» **What is needed**:
Read the data and repeat it in full, exactly.

##### Data entries

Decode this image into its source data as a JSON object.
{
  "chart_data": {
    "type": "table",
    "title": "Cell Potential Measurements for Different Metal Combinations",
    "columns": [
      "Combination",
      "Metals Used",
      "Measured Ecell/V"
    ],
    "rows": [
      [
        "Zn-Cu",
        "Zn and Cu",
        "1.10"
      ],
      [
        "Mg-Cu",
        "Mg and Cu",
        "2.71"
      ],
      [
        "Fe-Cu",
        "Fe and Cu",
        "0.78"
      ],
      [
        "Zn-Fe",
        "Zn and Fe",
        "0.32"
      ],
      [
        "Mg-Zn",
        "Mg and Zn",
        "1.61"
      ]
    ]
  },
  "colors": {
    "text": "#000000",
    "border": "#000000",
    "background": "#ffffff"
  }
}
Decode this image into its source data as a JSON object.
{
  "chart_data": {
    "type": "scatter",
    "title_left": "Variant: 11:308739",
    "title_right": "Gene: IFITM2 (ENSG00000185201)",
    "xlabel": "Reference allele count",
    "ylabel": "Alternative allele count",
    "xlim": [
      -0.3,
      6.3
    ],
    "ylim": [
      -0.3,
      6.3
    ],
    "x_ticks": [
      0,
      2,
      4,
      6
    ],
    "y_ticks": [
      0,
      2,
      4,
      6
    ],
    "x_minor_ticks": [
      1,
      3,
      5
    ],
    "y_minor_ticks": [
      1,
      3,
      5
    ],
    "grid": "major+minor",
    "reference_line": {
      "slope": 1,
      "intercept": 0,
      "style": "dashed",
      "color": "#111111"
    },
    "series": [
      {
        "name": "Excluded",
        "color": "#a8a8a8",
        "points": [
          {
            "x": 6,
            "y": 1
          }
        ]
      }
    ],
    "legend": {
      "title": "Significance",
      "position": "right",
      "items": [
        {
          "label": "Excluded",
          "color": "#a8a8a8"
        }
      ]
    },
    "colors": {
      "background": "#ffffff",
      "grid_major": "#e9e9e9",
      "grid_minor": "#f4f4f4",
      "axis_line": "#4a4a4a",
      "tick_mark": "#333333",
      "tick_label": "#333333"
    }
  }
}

##########

» **Complete output**:
Decode this image into its source data as a JSON object.
{
  "chart_data": {
    "type": "table",
    "title": "Cell Potential Measurements for Different Metal Combinations",
    "columns": [
      "Combination",
      "Metals Used",
      "Measured Ecell/V"
    ],
    "rows": [
      [
        "Zn-Cu",
        "Zn and Cu",
        "1.10"
      ],
      [
        "Mg-Cu",
        "Mg and Cu",
        "2.71"
      ],
      [
        "Fe-Cu",
        "Fe and Cu",
        "0.78"
      ],
      [
        "Zn-Fe",
        "Zn and Fe",
        "0.32"
      ],
      [
        "Mg-Zn",
        "Mg and Zn",
        "1.61"
      ]
    ]
  },
  "colors": {
    "text": "#000000",
    "border": "#000000",
    "background": "#ffffff"
  }
}
Decode this image into its source data as a JSON object.
{
  "chart_data": {
    "type": "scatter",
    "title_left": "Variant: 11:308739",
    "title_right": "Gene: IFITM2 (ENSG00000185201)",
    "xlabel": "Reference allele count",
    "ylabel": "Alternative allele count",
    "xlim": [
      -0.3,
      6.3
    ],
    "ylim": [
      -0.3,
      6.3
    ],
    "x_ticks": [
      0,
      2,
      4,
      6
    ],
    "y_ticks": [
      0,
      2,
      4,
      6
    ],
    "x_minor_ticks": [
      1,
      3,
      5
    ],
    "y_minor_ticks": [
      1,
      3,
      5
    ],
    "grid": "major+minor",
    "reference_line": {
      "slope": 1,
      "intercept": 0,
      "style": "dashed",
      "color": "#111111"
    },
    "series": [
      {
        "name": "Excluded",
        "color": "#a8a8a8",
        "points": [
          {
            "x": 6,
            "y": 1
          }
        ]
      }
    ],
    "legend": {
      "title": "Significance",
      "position": "right",
      "items": [
        {
          "label": "Excluded",
          "color": "#a8a8a8"
        }
      ]
    },
    "colors": {
      "background": "#ffffff",
      "grid_major": "#e9e9e9",
      "grid_minor": "#f4f4f4",
      "axis_line": "#4a4a4a",
      "tick_mark": "#333333",
      "tick_label": "#333333"
    }
  }
}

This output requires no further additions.